The Loved One Movie Review
The Loved One Review
"The Loved One" Overview

Rating: NR
1965
Cast and Crew
Director : Tony RichardsonProducer : John Calley,Haskell Wexler
Screenwiter : Terry Southern,Christopher Isherwood
Starring : Robert Morse,Jonathan Winters,Anjanette Comer,Dana Andrews,Milton Berle,James Coburn,John Gielgud,Tab Hunter,Margaret Leighton,Liberace,Roddy McDowall,Robert Morley,Barbara Nichols,Rod Steiger
Decades before Six Feet Under, The Loved One skewered the paradox of the
funeral business in appearance-obsessed L.A. Wildly and unpredictably funny,
The Loved One careens from scene to scene so quickly you may not be able to
keep up with the jokes.

Dataset extract –
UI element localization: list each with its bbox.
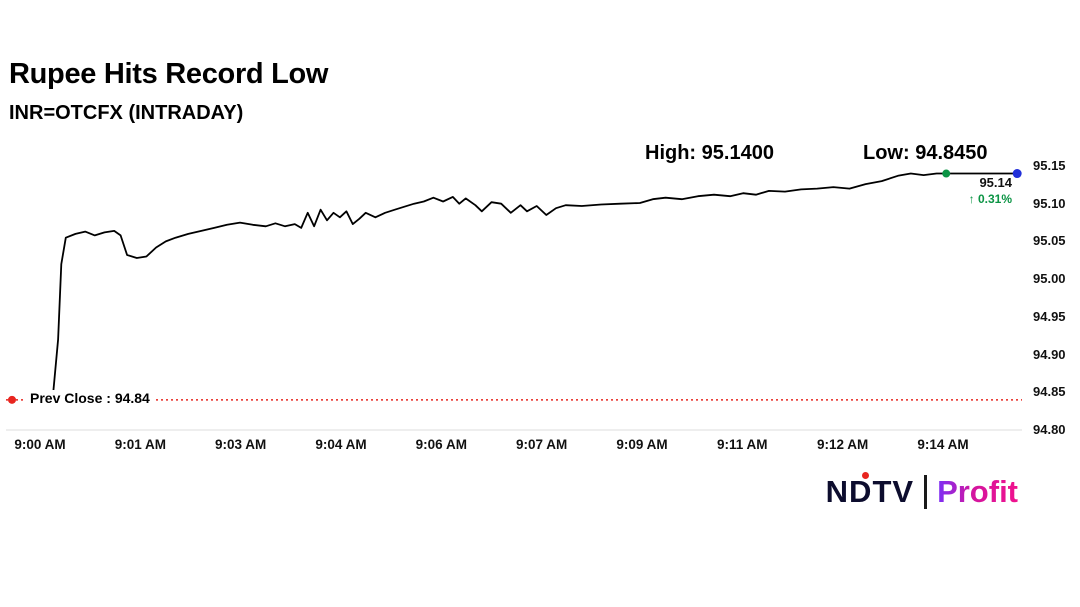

Jobs –
A: Extract the passage of The Loved One review from "The Loved One Movie" to "with the jokes.", reproducing it word for word.
B: Who does The Loved One review list as the screenwriters?

Task results –
A:
The Loved One Movie Review
The Loved One Review
"The Loved One" Overview

Rating: NR
1965
Cast and Crew
Director : Tony RichardsonProducer : John Calley,Haskell Wexler
Screenwiter : Terry Southern,Christopher Isherwood
Starring : Robert Morse,Jonathan Winters,Anjanette Comer,Dana Andrews,Milton Berle,James Coburn,John Gielgud,Tab Hunter,Margaret Leighton,Liberace,Roddy McDowall,Robert Morley,Barbara Nichols,Rod Steiger
Decades before Six Feet Under, The Loved One skewered the paradox of the
funeral business in appearance-obsessed L.A. Wildly and unpredictably funny,
The Loved One careens from scene to scene so quickly you may not be able to
keep up with the jokes.

B: Terry Southern and Christopher Isherwood